Dataset:

□ □ □ □

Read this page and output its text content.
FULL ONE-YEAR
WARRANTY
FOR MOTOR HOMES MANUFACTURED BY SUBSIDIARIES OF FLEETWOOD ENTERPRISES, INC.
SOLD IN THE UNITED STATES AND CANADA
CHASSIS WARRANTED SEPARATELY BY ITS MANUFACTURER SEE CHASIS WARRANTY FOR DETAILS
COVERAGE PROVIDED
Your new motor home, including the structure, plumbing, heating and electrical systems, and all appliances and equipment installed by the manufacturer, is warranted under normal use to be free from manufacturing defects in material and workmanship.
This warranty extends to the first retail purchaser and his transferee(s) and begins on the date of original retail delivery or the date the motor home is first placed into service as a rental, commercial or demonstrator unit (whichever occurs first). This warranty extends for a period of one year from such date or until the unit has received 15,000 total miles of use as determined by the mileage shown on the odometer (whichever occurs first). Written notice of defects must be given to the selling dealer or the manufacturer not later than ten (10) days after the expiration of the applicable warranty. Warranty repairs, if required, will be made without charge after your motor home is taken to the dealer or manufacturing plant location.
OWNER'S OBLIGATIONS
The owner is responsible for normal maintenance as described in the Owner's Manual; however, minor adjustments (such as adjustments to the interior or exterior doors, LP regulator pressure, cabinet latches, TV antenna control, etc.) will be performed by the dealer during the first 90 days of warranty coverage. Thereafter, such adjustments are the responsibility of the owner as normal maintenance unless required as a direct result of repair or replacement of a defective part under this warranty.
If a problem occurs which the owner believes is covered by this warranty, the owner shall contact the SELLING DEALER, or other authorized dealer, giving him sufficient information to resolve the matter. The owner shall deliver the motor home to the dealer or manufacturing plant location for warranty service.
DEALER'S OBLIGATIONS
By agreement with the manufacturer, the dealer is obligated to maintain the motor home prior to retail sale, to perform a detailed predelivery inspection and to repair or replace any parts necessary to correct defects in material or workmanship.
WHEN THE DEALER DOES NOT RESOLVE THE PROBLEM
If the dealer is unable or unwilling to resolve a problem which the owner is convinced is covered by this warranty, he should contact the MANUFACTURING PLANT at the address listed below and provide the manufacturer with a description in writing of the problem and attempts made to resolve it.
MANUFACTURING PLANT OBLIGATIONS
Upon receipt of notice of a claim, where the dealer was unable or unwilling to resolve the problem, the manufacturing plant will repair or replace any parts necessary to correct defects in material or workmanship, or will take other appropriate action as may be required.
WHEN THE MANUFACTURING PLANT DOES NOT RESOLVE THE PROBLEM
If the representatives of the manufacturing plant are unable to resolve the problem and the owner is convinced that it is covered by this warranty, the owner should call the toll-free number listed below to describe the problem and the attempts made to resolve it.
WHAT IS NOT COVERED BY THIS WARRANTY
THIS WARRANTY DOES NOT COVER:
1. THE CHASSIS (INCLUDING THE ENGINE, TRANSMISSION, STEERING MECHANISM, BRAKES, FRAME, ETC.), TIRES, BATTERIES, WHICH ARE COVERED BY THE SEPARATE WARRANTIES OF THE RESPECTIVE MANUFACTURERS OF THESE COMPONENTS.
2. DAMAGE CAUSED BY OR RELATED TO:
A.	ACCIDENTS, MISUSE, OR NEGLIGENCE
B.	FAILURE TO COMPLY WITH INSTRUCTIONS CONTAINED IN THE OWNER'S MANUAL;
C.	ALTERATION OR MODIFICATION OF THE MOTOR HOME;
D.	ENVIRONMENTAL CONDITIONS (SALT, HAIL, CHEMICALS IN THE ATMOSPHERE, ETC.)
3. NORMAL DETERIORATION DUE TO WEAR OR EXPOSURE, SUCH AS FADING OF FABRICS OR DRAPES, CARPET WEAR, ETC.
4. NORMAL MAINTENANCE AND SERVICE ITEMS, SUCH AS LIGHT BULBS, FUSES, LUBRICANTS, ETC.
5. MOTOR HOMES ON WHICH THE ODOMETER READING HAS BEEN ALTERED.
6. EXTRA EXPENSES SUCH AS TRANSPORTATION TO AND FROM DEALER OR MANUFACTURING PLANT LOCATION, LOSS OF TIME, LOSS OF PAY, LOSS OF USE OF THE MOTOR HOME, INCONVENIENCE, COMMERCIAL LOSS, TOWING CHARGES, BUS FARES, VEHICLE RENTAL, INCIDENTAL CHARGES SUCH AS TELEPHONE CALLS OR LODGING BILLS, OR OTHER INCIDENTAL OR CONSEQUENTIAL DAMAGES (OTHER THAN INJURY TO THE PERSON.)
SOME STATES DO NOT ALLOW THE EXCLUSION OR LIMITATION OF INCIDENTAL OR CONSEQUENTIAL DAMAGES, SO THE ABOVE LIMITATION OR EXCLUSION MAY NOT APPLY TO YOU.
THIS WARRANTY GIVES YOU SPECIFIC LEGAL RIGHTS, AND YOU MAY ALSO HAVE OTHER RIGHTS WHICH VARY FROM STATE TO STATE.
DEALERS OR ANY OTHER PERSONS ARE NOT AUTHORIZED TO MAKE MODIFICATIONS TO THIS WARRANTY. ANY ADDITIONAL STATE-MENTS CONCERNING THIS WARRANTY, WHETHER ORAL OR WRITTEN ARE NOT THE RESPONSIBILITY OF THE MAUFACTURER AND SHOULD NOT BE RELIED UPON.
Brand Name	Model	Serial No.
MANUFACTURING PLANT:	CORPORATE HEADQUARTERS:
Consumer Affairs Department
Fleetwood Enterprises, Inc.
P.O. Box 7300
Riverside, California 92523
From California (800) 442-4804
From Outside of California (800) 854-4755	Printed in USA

□ □ □ □

Task to carry out:
Quote every entry exactly.

Reply:
Read this page and output its text content.
FULL ONE-YEAR
WARRANTY
FOR MOTOR HOMES MANUFACTURED BY SUBSIDIARIES OF FLEETWOOD ENTERPRISES, INC.
SOLD IN THE UNITED STATES AND CANADA
CHASSIS WARRANTED SEPARATELY BY ITS MANUFACTURER SEE CHASIS WARRANTY FOR DETAILS
COVERAGE PROVIDED
Your new motor home, including the structure, plumbing, heating and electrical systems, and all appliances and equipment installed by the manufacturer, is warranted under normal use to be free from manufacturing defects in material and workmanship.
This warranty extends to the first retail purchaser and his transferee(s) and begins on the date of original retail delivery or the date the motor home is first placed into service as a rental, commercial or demonstrator unit (whichever occurs first). This warranty extends for a period of one year from such date or until the unit has received 15,000 total miles of use as determined by the mileage shown on the odometer (whichever occurs first). Written notice of defects must be given to the selling dealer or the manufacturer not later than ten (10) days after the expiration of the applicable warranty. Warranty repairs, if required, will be made without charge after your motor home is taken to the dealer or manufacturing plant location.
OWNER'S OBLIGATIONS
The owner is responsible for normal maintenance as described in the Owner's Manual; however, minor adjustments (such as adjustments to the interior or exterior doors, LP regulator pressure, cabinet latches, TV antenna control, etc.) will be performed by the dealer during the first 90 days of warranty coverage. Thereafter, such adjustments are the responsibility of the owner as normal maintenance unless required as a direct result of repair or replacement of a defective part under this warranty.
If a problem occurs which the owner believes is covered by this warranty, the owner shall contact the SELLING DEALER, or other authorized dealer, giving him sufficient information to resolve the matter. The owner shall deliver the motor home to the dealer or manufacturing plant location for warranty service.
DEALER'S OBLIGATIONS
By agreement with the manufacturer, the dealer is obligated to maintain the motor home prior to retail sale, to perform a detailed predelivery inspection and to repair or replace any parts necessary to correct defects in material or workmanship.
WHEN THE DEALER DOES NOT RESOLVE THE PROBLEM
If the dealer is unable or unwilling to resolve a problem which the owner is convinced is covered by this warranty, he should contact the MANUFACTURING PLANT at the address listed below and provide the manufacturer with a description in writing of the problem and attempts made to resolve it.
MANUFACTURING PLANT OBLIGATIONS
Upon receipt of notice of a claim, where the dealer was unable or unwilling to resolve the problem, the manufacturing plant will repair or replace any parts necessary to correct defects in material or workmanship, or will take other appropriate action as may be required.
WHEN THE MANUFACTURING PLANT DOES NOT RESOLVE THE PROBLEM
If the representatives of the manufacturing plant are unable to resolve the problem and the owner is convinced that it is covered by this warranty, the owner should call the toll-free number listed below to describe the problem and the attempts made to resolve it.
WHAT IS NOT COVERED BY THIS WARRANTY
THIS WARRANTY DOES NOT COVER:
1. THE CHASSIS (INCLUDING THE ENGINE, TRANSMISSION, STEERING MECHANISM, BRAKES, FRAME, ETC.), TIRES, BATTERIES, WHICH ARE COVERED BY THE SEPARATE WARRANTIES OF THE RESPECTIVE MANUFACTURERS OF THESE COMPONENTS.
2. DAMAGE CAUSED BY OR RELATED TO:
A.	ACCIDENTS, MISUSE, OR NEGLIGENCE
B.	FAILURE TO COMPLY WITH INSTRUCTIONS CONTAINED IN THE OWNER'S MANUAL;
C.	ALTERATION OR MODIFICATION OF THE MOTOR HOME;
D.	ENVIRONMENTAL CONDITIONS (SALT, HAIL, CHEMICALS IN THE ATMOSPHERE, ETC.)
3. NORMAL DETERIORATION DUE TO WEAR OR EXPOSURE, SUCH AS FADING OF FABRICS OR DRAPES, CARPET WEAR, ETC.
4. NORMAL MAINTENANCE AND SERVICE ITEMS, SUCH AS LIGHT BULBS, FUSES, LUBRICANTS, ETC.
5. MOTOR HOMES ON WHICH THE ODOMETER READING HAS BEEN ALTERED.
6. EXTRA EXPENSES SUCH AS TRANSPORTATION TO AND FROM DEALER OR MANUFACTURING PLANT LOCATION, LOSS OF TIME, LOSS OF PAY, LOSS OF USE OF THE MOTOR HOME, INCONVENIENCE, COMMERCIAL LOSS, TOWING CHARGES, BUS FARES, VEHICLE RENTAL, INCIDENTAL CHARGES SUCH AS TELEPHONE CALLS OR LODGING BILLS, OR OTHER INCIDENTAL OR CONSEQUENTIAL DAMAGES (OTHER THAN INJURY TO THE PERSON.)
SOME STATES DO NOT ALLOW THE EXCLUSION OR LIMITATION OF INCIDENTAL OR CONSEQUENTIAL DAMAGES, SO THE ABOVE LIMITATION OR EXCLUSION MAY NOT APPLY TO YOU.
THIS WARRANTY GIVES YOU SPECIFIC LEGAL RIGHTS, AND YOU MAY ALSO HAVE OTHER RIGHTS WHICH VARY FROM STATE TO STATE.
DEALERS OR ANY OTHER PERSONS ARE NOT AUTHORIZED TO MAKE MODIFICATIONS TO THIS WARRANTY. ANY ADDITIONAL STATE-MENTS CONCERNING THIS WARRANTY, WHETHER ORAL OR WRITTEN ARE NOT THE RESPONSIBILITY OF THE MAUFACTURER AND SHOULD NOT BE RELIED UPON.
Brand Name	Model	Serial No.
MANUFACTURING PLANT:	CORPORATE HEADQUARTERS:
Consumer Affairs Department
Fleetwood Enterprises, Inc.
P.O. Box 7300
Riverside, California 92523
From California (800) 442-4804
From Outside of California (800) 854-4755	Printed in USA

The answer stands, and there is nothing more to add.